**Problem:** Output each line of the material exactly as it stands.

+++ Exercise data +++

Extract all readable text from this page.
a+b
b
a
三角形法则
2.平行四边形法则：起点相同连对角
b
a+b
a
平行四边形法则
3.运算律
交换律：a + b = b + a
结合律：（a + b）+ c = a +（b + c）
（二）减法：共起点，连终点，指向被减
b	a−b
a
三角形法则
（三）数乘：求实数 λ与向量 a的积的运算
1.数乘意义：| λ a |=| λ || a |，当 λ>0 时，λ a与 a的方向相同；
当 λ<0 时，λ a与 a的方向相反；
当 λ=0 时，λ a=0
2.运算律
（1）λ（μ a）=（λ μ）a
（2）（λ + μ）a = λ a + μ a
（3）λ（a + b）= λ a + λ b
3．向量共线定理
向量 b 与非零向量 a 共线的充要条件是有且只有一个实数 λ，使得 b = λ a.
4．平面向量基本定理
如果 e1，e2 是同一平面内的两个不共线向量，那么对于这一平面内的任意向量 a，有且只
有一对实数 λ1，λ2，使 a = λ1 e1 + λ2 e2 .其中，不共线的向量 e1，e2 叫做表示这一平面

+++

**Exercise response:**
Extract all readable text from this page.
a+b
b
a
三角形法则
2.平行四边形法则：起点相同连对角
b
a+b
a
平行四边形法则
3.运算律
交换律：a + b = b + a
结合律：（a + b）+ c = a +（b + c）
（二）减法：共起点，连终点，指向被减
b	a−b
a
三角形法则
（三）数乘：求实数 λ与向量 a的积的运算
1.数乘意义：| λ a |=| λ || a |，当 λ>0 时，λ a与 a的方向相同；
当 λ<0 时，λ a与 a的方向相反；
当 λ=0 时，λ a=0
2.运算律
（1）λ（μ a）=（λ μ）a
（2）（λ + μ）a = λ a + μ a
（3）λ（a + b）= λ a + λ b
3．向量共线定理
向量 b 与非零向量 a 共线的充要条件是有且只有一个实数 λ，使得 b = λ a.
4．平面向量基本定理
如果 e1，e2 是同一平面内的两个不共线向量，那么对于这一平面内的任意向量 a，有且只
有一对实数 λ1，λ2，使 a = λ1 e1 + λ2 e2 .其中，不共线的向量 e1，e2 叫做表示这一平面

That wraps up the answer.